▶ **Problem requirements**
Without the pictures, set down the records below word for word.

═════ Exercise data

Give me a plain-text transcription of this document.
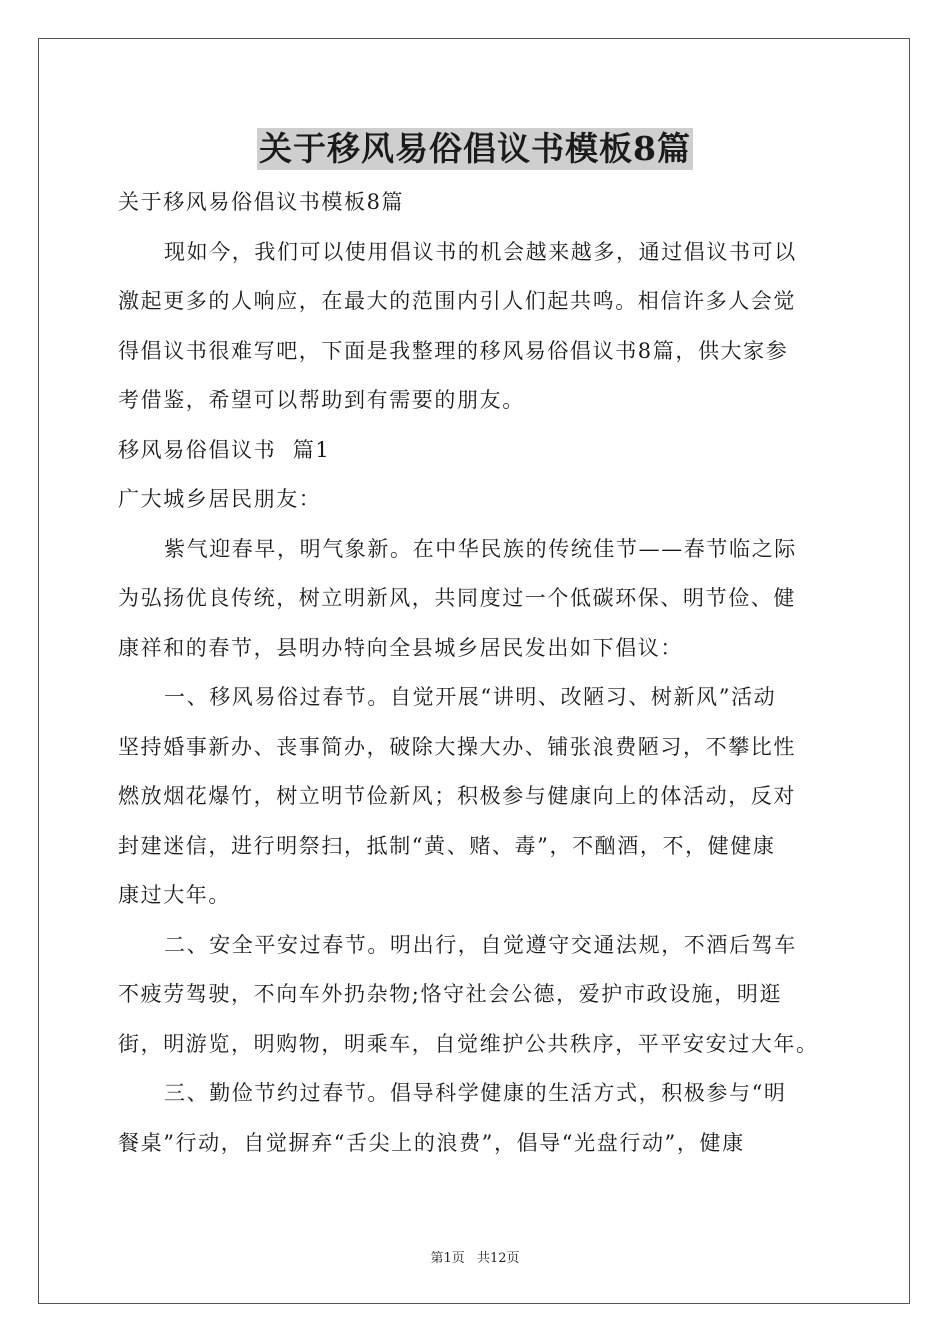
关于移风易俗倡议书模板8篇
关于移风易俗倡议书模板8篇
现如今，我们可以使用倡议书的机会越来越多，通过倡议书可以
激起更多的人响应，在最大的范围内引人们起共鸣。相信许多人会觉
得倡议书很难写吧，下面是我整理的移风易俗倡议书8篇，供大家参
考借鉴，希望可以帮助到有需要的朋友。
移风易俗倡议书  篇1
广大城乡居民朋友：
紫气迎春早，明气象新。在中华民族的传统佳节——春节临之际
为弘扬优良传统，树立明新风，共同度过一个低碳环保、明节俭、健
康祥和的春节，县明办特向全县城乡居民发出如下倡议：
一、移风易俗过春节。自觉开展“讲明、改陋习、树新风”活动
坚持婚事新办、丧事简办，破除大操大办、铺张浪费陋习，不攀比性
燃放烟花爆竹，树立明节俭新风；积极参与健康向上的体活动，反对
封建迷信，进行明祭扫，抵制“黄、赌、毒”，不酗酒，不，健健康
康过大年。
二、安全平安过春节。明出行，自觉遵守交通法规，不酒后驾车
不疲劳驾驶，不向车外扔杂物;恪守社会公德，爱护市政设施，明逛
街，明游览，明购物，明乘车，自觉维护公共秩序，平平安安过大年。
三、勤俭节约过春节。倡导科学健康的生活方式，积极参与“明
餐桌”行动，自觉摒弃“舌尖上的浪费”，倡导“光盘行动”，健康
第1页 共12页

══════════

▶ **Exercise answer**
Give me a plain-text transcription of this document.
关于移风易俗倡议书模板8篇
关于移风易俗倡议书模板8篇
现如今，我们可以使用倡议书的机会越来越多，通过倡议书可以
激起更多的人响应，在最大的范围内引人们起共鸣。相信许多人会觉
得倡议书很难写吧，下面是我整理的移风易俗倡议书8篇，供大家参
考借鉴，希望可以帮助到有需要的朋友。
移风易俗倡议书  篇1
广大城乡居民朋友：
紫气迎春早，明气象新。在中华民族的传统佳节——春节临之际
为弘扬优良传统，树立明新风，共同度过一个低碳环保、明节俭、健
康祥和的春节，县明办特向全县城乡居民发出如下倡议：
一、移风易俗过春节。自觉开展“讲明、改陋习、树新风”活动
坚持婚事新办、丧事简办，破除大操大办、铺张浪费陋习，不攀比性
燃放烟花爆竹，树立明节俭新风；积极参与健康向上的体活动，反对
封建迷信，进行明祭扫，抵制“黄、赌、毒”，不酗酒，不，健健康
康过大年。
二、安全平安过春节。明出行，自觉遵守交通法规，不酒后驾车
不疲劳驾驶，不向车外扔杂物;恪守社会公德，爱护市政设施，明逛
街，明游览，明购物，明乘车，自觉维护公共秩序，平平安安过大年。
三、勤俭节约过春节。倡导科学健康的生活方式，积极参与“明
餐桌”行动，自觉摒弃“舌尖上的浪费”，倡导“光盘行动”，健康
第1页 共12页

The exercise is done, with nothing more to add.